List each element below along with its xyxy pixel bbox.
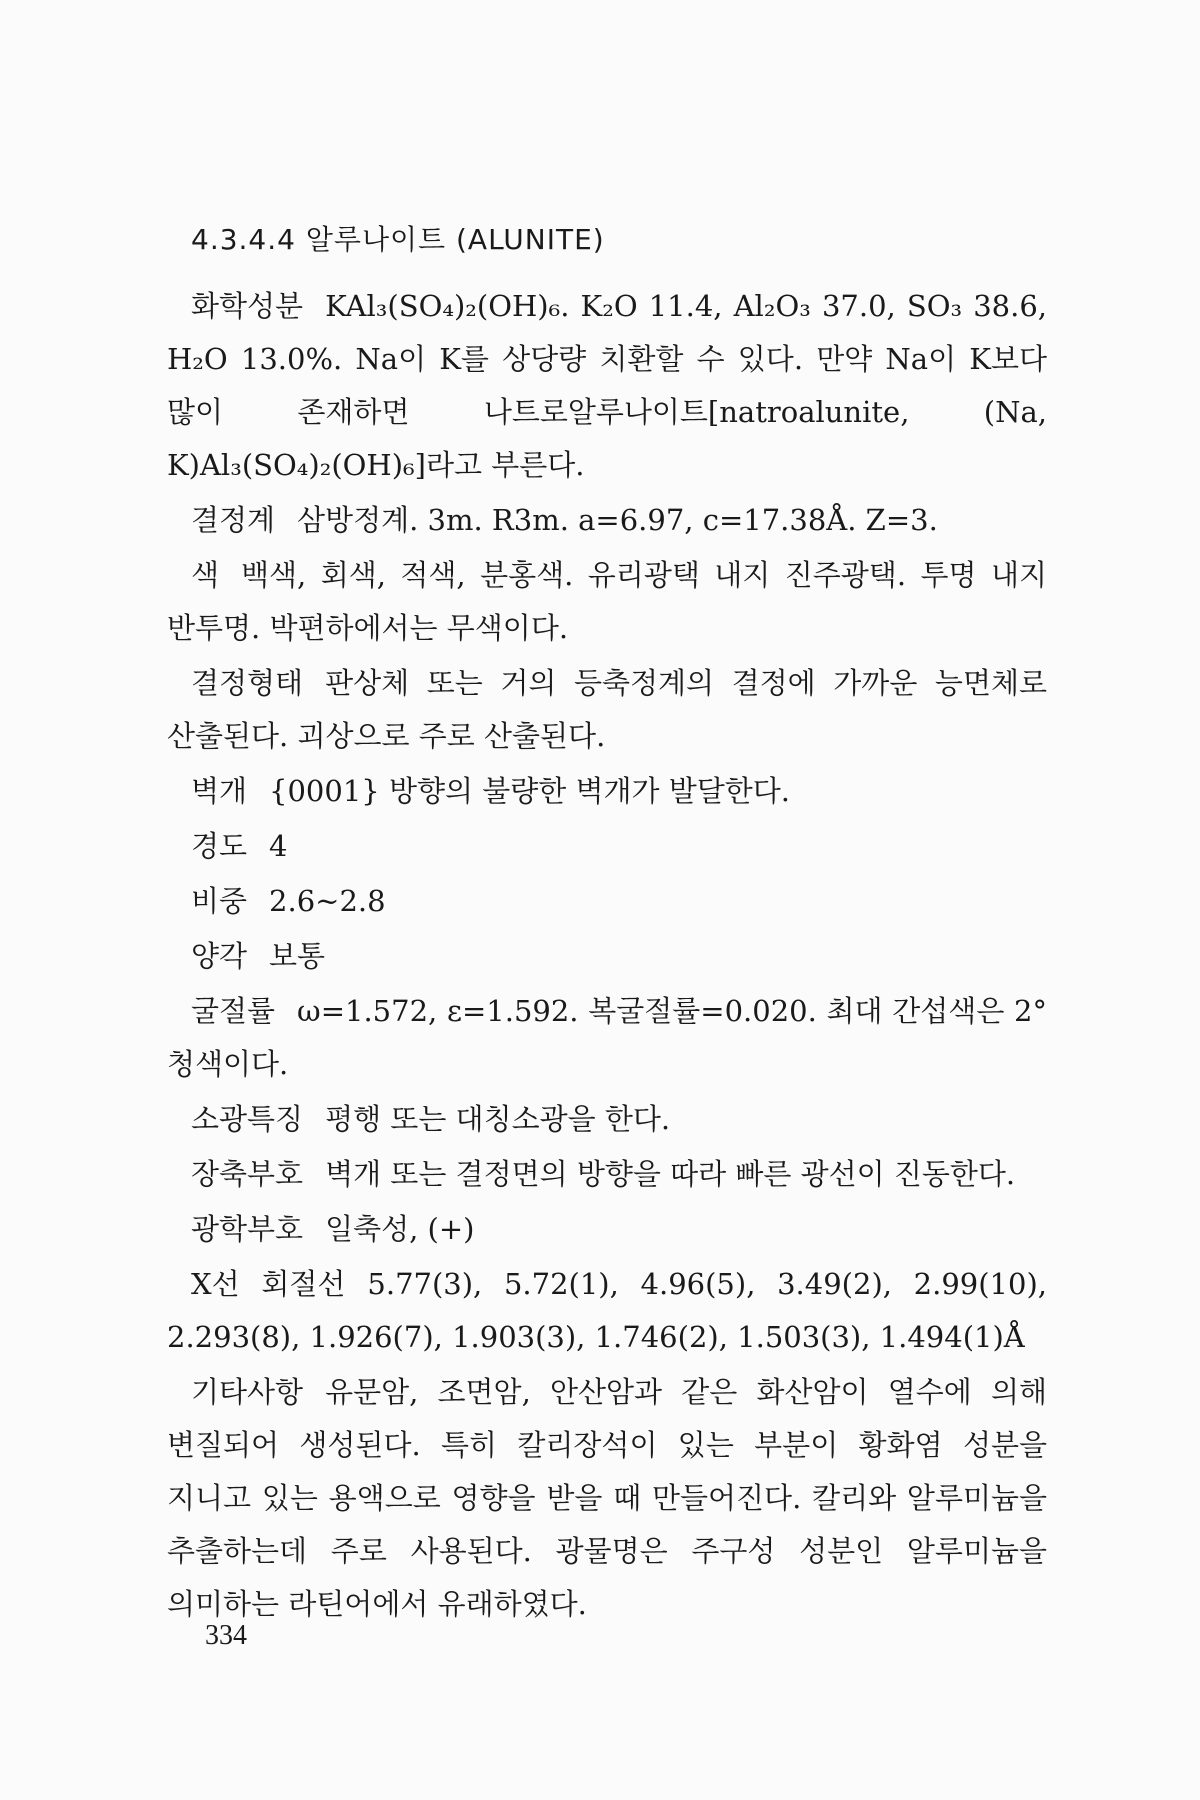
- label: 굴절률: [191, 994, 276, 1028]
- label: X선 회절선: [191, 1267, 346, 1301]
- page-content: [167, 218, 1047, 1633]
- paragraph-refractive-index: [167, 985, 1047, 1091]
- paragraph-hardness: [167, 820, 1047, 873]
- paragraph-specific-gravity: [167, 875, 1047, 928]
- paragraph-text: {0001} 방향의 불량한 벽개가 발달한다.: [269, 774, 791, 808]
- paragraph-text: 평행 또는 대칭소광을 한다.: [325, 1102, 671, 1136]
- paragraph-crystal-habit: [167, 657, 1047, 763]
- paragraph-text: 5.77(3), 5.72(1), 4.96(5), 3.49(2), 2.99(10), 2.293(8), 1.926(7), 1.903(3), 1.746(2), 1.503(3), 1.494(1)Å: [167, 1267, 1047, 1354]
- label: 경도: [191, 829, 248, 863]
- paragraph-text: 보통: [269, 939, 326, 973]
- paragraph-relief: [167, 930, 1047, 983]
- paragraph-text: 삼방정계. 3m. R3m. a=6.97, c=17.38Å. Z=3.: [297, 503, 938, 537]
- paragraph-text: 4: [269, 829, 288, 863]
- paragraph-extinction: [167, 1093, 1047, 1146]
- paragraph-sign-of-elongation: [167, 1148, 1047, 1201]
- paragraph-text: 판상체 또는 거의 등축정계의 결정에 가까운 능면체로 산출된다. 괴상으로 주로 산출된다.: [167, 666, 1047, 753]
- label: 벽개: [191, 774, 248, 808]
- label: 장축부호: [191, 1157, 304, 1191]
- paragraph-xray-lines: [167, 1258, 1047, 1364]
- paragraph-text: 일축성, (+): [325, 1212, 475, 1246]
- paragraph-text: 2.6~2.8: [269, 884, 386, 918]
- paragraph-text: ω=1.572, ε=1.592. 복굴절률=0.020. 최대 간섭색은 2° 청색이다.: [167, 994, 1047, 1081]
- label: 결정형태: [191, 666, 304, 700]
- paragraph-crystal-system: [167, 494, 1047, 547]
- paragraph-text: 벽개 또는 결정면의 방향을 따라 빠른 광선이 진동한다.: [325, 1157, 1016, 1191]
- label: 기타사항: [191, 1375, 304, 1409]
- paragraph-color: [167, 549, 1047, 655]
- paragraph-text: 유문암, 조면암, 안산암과 같은 화산암이 열수에 의해 변질되어 생성된다. 특히 칼리장석이 있는 부분이 황화염 성분을 지니고 있는 용액으로 영향을 받을 때 만들어진다. 칼리와 알루미늄을 추출하는데 주로 사용된다. 광물명은 주구성 성분인 알루미늄을 의미하는 라틴어에서 유래하였다.: [167, 1375, 1047, 1621]
- paragraph-other-notes: [167, 1366, 1047, 1631]
- label: 화학성분: [191, 289, 304, 323]
- label: 색: [191, 558, 220, 592]
- label: 비중: [191, 884, 248, 918]
- label: 양각: [191, 939, 248, 973]
- label: 광학부호: [191, 1212, 304, 1246]
- label: 결정계: [191, 503, 276, 537]
- section-title: 4.3.4.4 알루나이트 (ALUNITE): [191, 223, 605, 256]
- paragraph-optic-sign: [167, 1203, 1047, 1256]
- paragraph-text: 백색, 회색, 적색, 분홍색. 유리광택 내지 진주광택. 투명 내지 반투명. 박편하에서는 무색이다.: [167, 558, 1047, 645]
- paragraph-chemical-composition: [167, 280, 1047, 492]
- paragraph-text: KAl₃(SO₄)₂(OH)₆. K₂O 11.4, Al₂O₃ 37.0, SO₃ 38.6, H₂O 13.0%. Na이 K를 상당량 치환할 수 있다. 만약 Na이 K보다 많이 존재하면 나트로알루나이트[natroalunite, (Na, K)Al₃(SO₄)₂(OH)₆]라고 부른다.: [167, 289, 1047, 482]
- page-number: 334: [205, 1620, 247, 1651]
- paragraph-cleavage: [167, 765, 1047, 818]
- label: 소광특징: [191, 1102, 304, 1136]
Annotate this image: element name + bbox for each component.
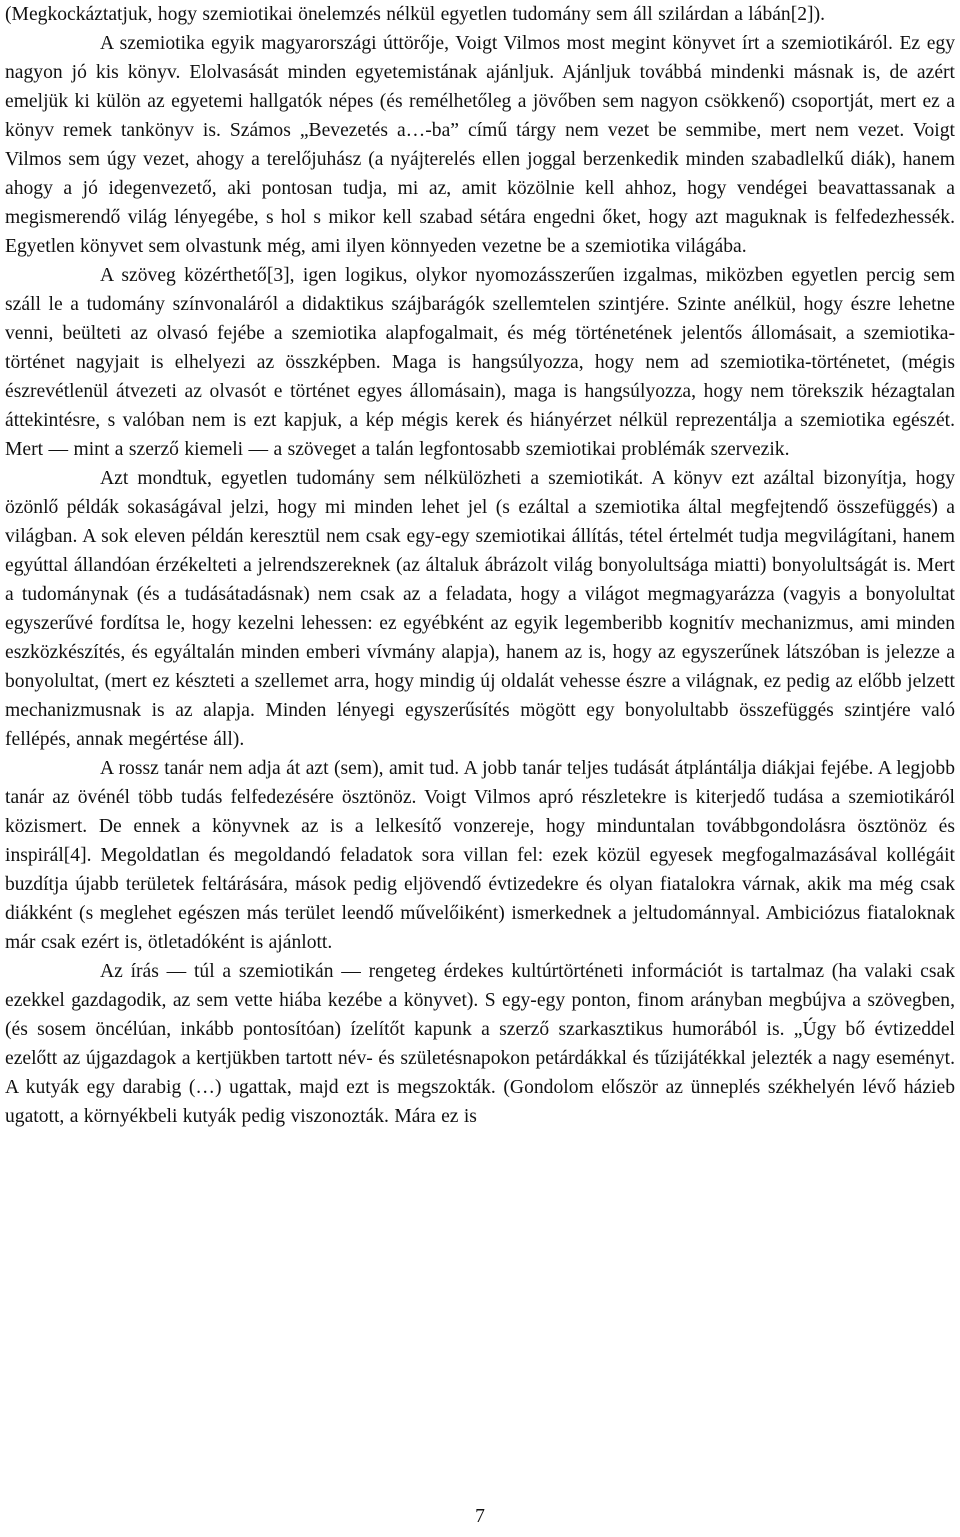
page-number: 7 bbox=[475, 1506, 485, 1527]
paragraph-3: A szöveg közérthető[3], igen logikus, olykor nyomozásszerűen izgalmas, miközben egyetlen percig sem száll le a tudomány színvonaláról a didaktikus szájbarágók szellemtelen szintjére. Szinte anélkül, hogy észre lehetne venni, beülteti az olvasó fejébe a szemiotika alapfogalmait, és még történetének jelentős állomásait, a szemiotika-történet nagyjait is elhelyezi az összképben. Maga is hangsúlyozza, hogy nem ad szemiotika-történetet, (mégis észrevétlenül átvezeti az olvasót e történet egyes állomásain), maga is hangsúlyozza, hogy nem törekszik hézagtalan áttekintésre, s valóban nem is ezt kapjuk, a kép mégis kerek és hiányérzet nélkül reprezentálja a szemiotika egészét. Mert — mint a szerző kiemeli — a szöveget a talán legfontosabb szemiotikai problémák szervezik. bbox=[5, 265, 955, 460]
paragraph-2: A szemiotika egyik magyarországi úttörője, Voigt Vilmos most megint könyvet írt a szemiotikáról. Ez egy nagyon jó kis könyv. Elolvasását minden egyetemistának ajánljuk. Ajánljuk továbbá mindenki másnak is, de azért emeljük ki külön az egyetemi hallgatók népes (és remélhetőleg a jövőben sem nagyon csökkenő) csoportját, mert ez a könyv remek tankönyv is. Számos „Bevezetés a…-ba” című tárgy nem vezet be semmibe, mert nem vezet. Voigt Vilmos sem úgy vezet, ahogy a terelőjuhász (a nyájterelés ellen joggal berzenkedik minden szabadlelkű diák), hanem ahogy a jó idegenvezető, aki pontosan tudja, mi az, amit közölnie kell ahhoz, hogy vendégei beavattassanak a megismerendő világ lényegébe, s hol s mikor kell szabad sétára engedni őket, hogy azt maguknak is felfedezhessék. Egyetlen könyvet sem olvastunk még, ami ilyen könnyeden vezetne be a szemiotika világába. bbox=[5, 33, 955, 257]
paragraph-4: Azt mondtuk, egyetlen tudomány sem nélkülözheti a szemiotikát. A könyv ezt azáltal bizonyítja, hogy özönlő példák sokaságával jelzi, hogy mi minden lehet jel (s ezáltal a szemiotika által megfejtendő összefüggés) a világban. A sok eleven példán keresztül nem csak egy-egy szemiotikai állítás, tétel értelmét tudja megvilágítani, hanem egyúttal állandóan érzékelteti a jelrendszereknek (az általuk ábrázolt világ bonyolultsága miatti) bonyolultságát is. Mert a tudománynak (és a tudásátadásnak) nem csak az a feladata, hogy a világot megmagyarázza (vagyis a bonyolultat egyszerűvé fordítsa le, hogy kezelni lehessen: ez egyébként az egyik legemberibb kognitív mechanizmus, ami minden eszközkészítés, és egyáltalán minden emberi vívmány alapja), hanem az is, hogy az egyszerűnek látszóban is jelezze a bonyolultat, (mert ez készteti a szellemet arra, hogy mindig új oldalát vehesse észre a világnak, ez pedig az előbb jelzett mechanizmusnak is az alapja. Minden lényegi egyszerűsítés mögött egy bonyolultabb összefüggés szintjére való fellépés, annak megértése áll). bbox=[5, 468, 955, 750]
paragraph-1: (Megkockáztatjuk, hogy szemiotikai önelemzés nélkül egyetlen tudomány sem áll szilárdan a lábán[2]). bbox=[5, 4, 825, 25]
paragraph-6: Az írás — túl a szemiotikán — rengeteg érdekes kultúrtörténeti információt is tartalmaz (ha valaki csak ezekkel gazdagodik, az sem vette hiába kezébe a könyvet). S egy-egy ponton, finom arányban megbújva a szövegben, (és sosem öncélúan, inkább pontosítóan) ízelítőt kapunk a szerző szarkasztikus humorából is. „Úgy bő évtizeddel ezelőtt az újgazdagok a kertjükben tartott név- és születésnapokon petárdákkal és tűzijátékkal jelezték a nagy eseményt. A kutyák egy darabig (…) ugattak, majd ezt is megszokták. (Gondolom először az ünneplés székhelyén lévő házieb ugatott, a környékbeli kutyák pedig viszonozták. Mára ez is bbox=[5, 961, 955, 1127]
paragraph-5: A rossz tanár nem adja át azt (sem), amit tud. A jobb tanár teljes tudását átplántálja diákjai fejébe. A legjobb tanár az övénél több tudás felfedezésére ösztönöz. Voigt Vilmos apró részletekre is kiterjedő tudása a szemiotikáról közismert. De ennek a könyvnek az is a lelkesítő vonzereje, hogy minduntalan továbbgondolásra ösztönöz és inspirál[4]. Megoldatlan és megoldandó feladatok sora villan fel: ezek közül egyesek megfogalmazásával kollégáit buzdítja újabb területek feltárására, mások pedig eljövendő évtizedekre és olyan fiatalokra várnak, akik ma még csak diákként (s meglehet egészen más terület leendő művelőiként) ismerkednek a jeltudománnyal. Ambiciózus fiataloknak már csak ezért is, ötletadóként is ajánlott. bbox=[5, 758, 955, 953]
document-page bbox=[5, 0, 955, 1131]
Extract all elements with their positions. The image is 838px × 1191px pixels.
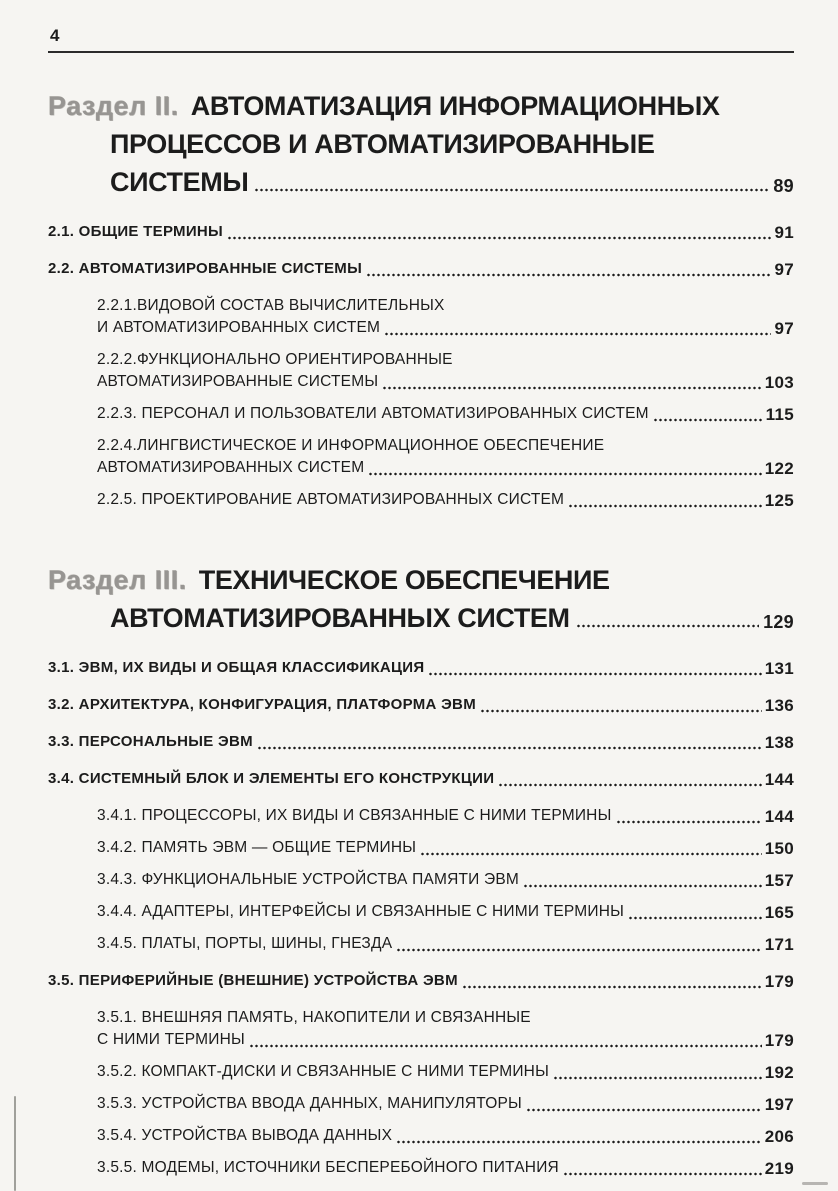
┄┄┄┄┄┄
TO BE DONE:
Can you reproduce, word for word, the lines in the records above from the one with "- label: 굴절률: [191, 994, 276, 1028]" up to and including the one with "- paragraph-relief: [167, 930, 1047, 983]"?

WRITTEN RESPONSE:
- label: 굴절률: [191, 994, 276, 1028]
- label: X선 회절선: [191, 1267, 346, 1301]
- page-content: [167, 218, 1047, 1633]
- paragraph-refractive-index: [167, 985, 1047, 1091]
- paragraph-hardness: [167, 820, 1047, 873]
- paragraph-specific-gravity: [167, 875, 1047, 928]
- paragraph-text: {0001} 방향의 불량한 벽개가 발달한다.: [269, 774, 791, 808]
- paragraph-text: 평행 또는 대칭소광을 한다.: [325, 1102, 671, 1136]
- paragraph-crystal-habit: [167, 657, 1047, 763]
- paragraph-text: 5.77(3), 5.72(1), 4.96(5), 3.49(2), 2.99(10), 2.293(8), 1.926(7), 1.903(3), 1.746(2), 1.503(3), 1.494(1)Å: [167, 1267, 1047, 1354]
- label: 경도: [191, 829, 248, 863]
- paragraph-text: 보통: [269, 939, 326, 973]
- paragraph-relief: [167, 930, 1047, 983]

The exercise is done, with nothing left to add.